**** Selected passage
Adaptive switching of simulation models

Micro Manager can adaptively switch models of micro simulations.

Main Concept

For certain multiscale scenarios, having an adaptivity strategy that groups the micro simulations into active and inactive simulations may be insufficient. Alternatively, a hierarchy of micro-scale models, for example, reduced order models (ROMs) can be used. The model adaptivity functionality allows for the definition of multiple model fidelities and the switching between them at run-time.

Iterative Process

Without model adaptivity, the Micro Manager calls the solve(micro_sims_input, dt) routine of all active simulations and copies their output to their closest similar inactive counterparts.

With model adaptivity, there is an iterative process, because a model may not be sufficiently accurate (given the current input). The call to solve(micro_sims_input, dt) leads to the following logic:

self._model_adaptivity_controller.initialise_solve()

active_sim_ids = None
if self._is_adaptivity_on:
    active_sim_ids = self._adaptivity_controller.get_active_sim_local_ids()
output = None

while self._model_adaptivity_controller.should_iterate():
    self._model_adaptivity_controller.switch_models(
        self._mesh_vertex_coords,
        self._t,
        micro_sims_input,
        output,
        self._micro_sims,
        active_sim_ids,
    )
    output = solve_variant(micro_sims_input, dt)
    self._model_adaptivity_controller.check_convergence(
        self._mesh_vertex_coords,
        self._t,
        micro_sims_input,
        output,
        self._micro_sims,
        active_sim_ids,
    )

self._model_adaptivity_controller.finalise_solve()
return output

Here, after initialization and active sim acquisition, models will be switched, evaluated and checked for convergence as long as the switching_function contains values other than 0. Model evaluation - in the call solve_variant(micro_sims_input, dt) - is delegated to the regular (non-model-adaptive) micro_sim_solve(micro_sims_input, dt) method.

Interfaces

class MicroSimulation: # Name is fixed
    def __init__(self, sim_id):
        """
        Constructor of class MicroSimulation.

        Parameters
        ----------
        sim_id : int
            ID of the simulation instance, that the Micro Manager has set for it.
        """

    def initialize(self) -> dict:
        """
        Initialize the micro simulation and return initial data which will be used in computing adaptivity before the first time step.

        Defining this function is OPTIONAL.

        Returns
        -------
        initial_data : dict
            Dictionary with names of initial data as keys and the initial data itself as values.
        """

    def solve(self, macro_data: dict, dt: float) -> dict:
        """
        Solve one time step of the micro simulation for transient problems or solve until steady state for steady-state problems.

        Parameters
        ----------
        macro_data : dict
            Dictionary with names of macro data as keys and the data as values.
        dt : float
            Current time step size.

        Returns
        -------
        micro_data : dict
            Dictionary with names of micro data as keys and the updated micro data a values.
        """

    def set_state(self, state):
        """
        Set the state of the micro simulation.
        """

    def get_state(self):
        """
********
Quote the passage from the page on adaptive model switching, starting with "class MicroSimulation: #" and going on through "set for it.".
**** Information shown
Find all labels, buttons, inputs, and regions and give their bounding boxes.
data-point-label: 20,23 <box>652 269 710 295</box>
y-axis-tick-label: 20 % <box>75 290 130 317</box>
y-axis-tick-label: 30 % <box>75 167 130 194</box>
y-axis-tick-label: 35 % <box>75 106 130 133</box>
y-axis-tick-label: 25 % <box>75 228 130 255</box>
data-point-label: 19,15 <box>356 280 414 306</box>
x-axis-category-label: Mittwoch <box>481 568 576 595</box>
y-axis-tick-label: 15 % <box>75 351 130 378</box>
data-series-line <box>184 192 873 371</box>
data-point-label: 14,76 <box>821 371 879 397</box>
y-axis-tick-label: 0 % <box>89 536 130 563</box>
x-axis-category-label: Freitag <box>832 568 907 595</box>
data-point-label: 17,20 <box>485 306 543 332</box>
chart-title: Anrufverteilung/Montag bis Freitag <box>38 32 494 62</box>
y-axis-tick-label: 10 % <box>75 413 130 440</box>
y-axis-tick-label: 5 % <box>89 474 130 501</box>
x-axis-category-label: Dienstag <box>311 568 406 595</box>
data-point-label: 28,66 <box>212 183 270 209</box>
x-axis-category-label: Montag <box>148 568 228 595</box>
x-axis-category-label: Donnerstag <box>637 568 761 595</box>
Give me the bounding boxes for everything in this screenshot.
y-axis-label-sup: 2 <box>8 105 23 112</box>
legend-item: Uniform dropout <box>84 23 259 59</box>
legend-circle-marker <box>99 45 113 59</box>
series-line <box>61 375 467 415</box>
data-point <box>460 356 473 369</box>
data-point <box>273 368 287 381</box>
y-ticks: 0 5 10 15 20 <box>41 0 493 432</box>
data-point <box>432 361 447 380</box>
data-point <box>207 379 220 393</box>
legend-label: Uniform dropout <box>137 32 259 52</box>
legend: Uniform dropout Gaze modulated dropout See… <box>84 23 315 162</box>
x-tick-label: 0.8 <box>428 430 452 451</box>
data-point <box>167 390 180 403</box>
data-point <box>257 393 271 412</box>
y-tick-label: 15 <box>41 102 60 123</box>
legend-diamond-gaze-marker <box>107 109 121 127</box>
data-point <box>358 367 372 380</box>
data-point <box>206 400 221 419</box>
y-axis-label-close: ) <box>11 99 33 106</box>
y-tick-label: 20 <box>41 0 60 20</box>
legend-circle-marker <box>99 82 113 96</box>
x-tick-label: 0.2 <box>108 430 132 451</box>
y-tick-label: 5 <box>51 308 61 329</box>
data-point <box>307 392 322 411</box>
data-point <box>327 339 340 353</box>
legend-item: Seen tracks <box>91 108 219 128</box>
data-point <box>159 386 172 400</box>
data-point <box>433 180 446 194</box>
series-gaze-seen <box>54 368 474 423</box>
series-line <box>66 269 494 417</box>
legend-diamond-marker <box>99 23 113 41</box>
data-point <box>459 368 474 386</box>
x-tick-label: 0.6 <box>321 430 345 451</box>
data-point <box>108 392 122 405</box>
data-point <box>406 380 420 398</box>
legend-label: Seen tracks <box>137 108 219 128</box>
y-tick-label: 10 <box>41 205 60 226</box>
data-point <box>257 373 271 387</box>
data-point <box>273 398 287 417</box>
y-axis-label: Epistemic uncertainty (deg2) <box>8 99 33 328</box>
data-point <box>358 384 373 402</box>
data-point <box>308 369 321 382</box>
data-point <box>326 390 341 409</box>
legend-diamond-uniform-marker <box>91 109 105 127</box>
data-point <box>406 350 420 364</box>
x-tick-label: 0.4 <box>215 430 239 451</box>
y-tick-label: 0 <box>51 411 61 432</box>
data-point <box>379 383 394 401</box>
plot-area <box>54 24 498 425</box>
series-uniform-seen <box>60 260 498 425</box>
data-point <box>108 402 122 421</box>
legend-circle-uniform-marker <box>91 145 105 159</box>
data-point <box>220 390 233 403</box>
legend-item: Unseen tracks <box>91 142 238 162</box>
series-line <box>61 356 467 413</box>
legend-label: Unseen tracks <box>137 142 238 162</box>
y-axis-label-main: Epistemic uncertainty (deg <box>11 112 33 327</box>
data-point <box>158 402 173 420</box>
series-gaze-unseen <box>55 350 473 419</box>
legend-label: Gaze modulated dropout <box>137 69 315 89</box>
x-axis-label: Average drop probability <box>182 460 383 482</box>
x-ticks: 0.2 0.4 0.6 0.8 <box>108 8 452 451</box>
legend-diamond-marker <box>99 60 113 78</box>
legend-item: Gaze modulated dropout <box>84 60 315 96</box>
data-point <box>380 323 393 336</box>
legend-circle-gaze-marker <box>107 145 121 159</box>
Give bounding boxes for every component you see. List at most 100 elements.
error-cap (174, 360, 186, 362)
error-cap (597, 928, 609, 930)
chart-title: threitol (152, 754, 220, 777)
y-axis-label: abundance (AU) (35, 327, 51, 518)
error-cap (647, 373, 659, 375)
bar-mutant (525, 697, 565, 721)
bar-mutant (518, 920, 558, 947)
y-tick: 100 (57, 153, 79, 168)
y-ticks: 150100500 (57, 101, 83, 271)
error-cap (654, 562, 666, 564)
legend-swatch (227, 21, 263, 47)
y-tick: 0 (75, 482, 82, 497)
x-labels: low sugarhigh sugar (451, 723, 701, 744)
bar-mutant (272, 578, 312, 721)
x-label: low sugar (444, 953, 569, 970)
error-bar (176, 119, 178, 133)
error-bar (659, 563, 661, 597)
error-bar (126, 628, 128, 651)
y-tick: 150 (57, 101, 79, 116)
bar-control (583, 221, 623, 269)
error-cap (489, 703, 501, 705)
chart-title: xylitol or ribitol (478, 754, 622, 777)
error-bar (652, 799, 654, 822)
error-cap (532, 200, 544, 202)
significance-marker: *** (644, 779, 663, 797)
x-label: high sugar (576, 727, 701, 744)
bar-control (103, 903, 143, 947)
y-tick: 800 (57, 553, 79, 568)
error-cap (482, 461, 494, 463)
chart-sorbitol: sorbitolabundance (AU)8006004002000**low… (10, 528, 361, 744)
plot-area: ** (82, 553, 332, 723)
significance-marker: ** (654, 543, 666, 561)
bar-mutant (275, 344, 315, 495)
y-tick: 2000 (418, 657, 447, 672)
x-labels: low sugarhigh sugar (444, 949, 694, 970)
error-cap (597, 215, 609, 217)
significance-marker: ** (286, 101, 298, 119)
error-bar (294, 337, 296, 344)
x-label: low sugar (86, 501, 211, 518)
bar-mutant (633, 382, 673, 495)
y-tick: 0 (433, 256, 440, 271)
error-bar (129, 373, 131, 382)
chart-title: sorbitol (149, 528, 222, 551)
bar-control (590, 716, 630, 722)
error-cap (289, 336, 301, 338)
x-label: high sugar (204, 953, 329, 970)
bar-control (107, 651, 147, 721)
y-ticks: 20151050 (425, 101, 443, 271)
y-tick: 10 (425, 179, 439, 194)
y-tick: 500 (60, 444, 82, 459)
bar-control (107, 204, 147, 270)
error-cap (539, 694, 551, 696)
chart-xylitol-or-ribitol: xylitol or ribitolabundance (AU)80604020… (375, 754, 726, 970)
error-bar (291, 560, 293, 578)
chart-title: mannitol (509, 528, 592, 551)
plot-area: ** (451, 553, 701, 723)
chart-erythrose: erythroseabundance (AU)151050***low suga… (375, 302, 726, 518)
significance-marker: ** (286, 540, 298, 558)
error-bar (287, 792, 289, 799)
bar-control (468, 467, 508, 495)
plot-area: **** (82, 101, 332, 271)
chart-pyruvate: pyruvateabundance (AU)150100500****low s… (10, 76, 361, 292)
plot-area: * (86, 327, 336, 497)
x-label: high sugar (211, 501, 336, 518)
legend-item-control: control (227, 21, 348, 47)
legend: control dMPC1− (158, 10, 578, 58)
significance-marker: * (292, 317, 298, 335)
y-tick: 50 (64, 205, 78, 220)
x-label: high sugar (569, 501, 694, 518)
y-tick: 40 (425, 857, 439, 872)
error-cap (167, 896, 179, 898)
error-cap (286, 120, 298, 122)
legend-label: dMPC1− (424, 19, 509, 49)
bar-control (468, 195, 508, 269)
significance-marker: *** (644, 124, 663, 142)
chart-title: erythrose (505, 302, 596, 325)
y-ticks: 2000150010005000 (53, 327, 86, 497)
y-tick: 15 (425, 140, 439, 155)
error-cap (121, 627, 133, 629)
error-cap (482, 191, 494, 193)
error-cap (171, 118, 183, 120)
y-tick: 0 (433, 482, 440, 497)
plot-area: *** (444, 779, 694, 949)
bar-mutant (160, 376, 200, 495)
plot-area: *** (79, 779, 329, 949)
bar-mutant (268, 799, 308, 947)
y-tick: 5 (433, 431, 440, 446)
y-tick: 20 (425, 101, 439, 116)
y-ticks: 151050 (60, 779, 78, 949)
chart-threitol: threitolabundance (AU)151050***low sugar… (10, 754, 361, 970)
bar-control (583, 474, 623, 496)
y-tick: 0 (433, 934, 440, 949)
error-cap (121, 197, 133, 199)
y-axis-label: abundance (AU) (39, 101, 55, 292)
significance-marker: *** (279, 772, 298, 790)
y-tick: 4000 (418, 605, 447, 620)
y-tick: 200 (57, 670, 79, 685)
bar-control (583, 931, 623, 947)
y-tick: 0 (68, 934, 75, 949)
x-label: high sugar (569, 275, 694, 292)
********
§ Exercise result
class MicroSimulation: # Name is fixed
    def __init__(self, sim_id):
        """
        Constructor of class MicroSimulation.

        Parameters
        ----------
        sim_id : int
            ID of the simulation instance, that the Micro Manager has set for it.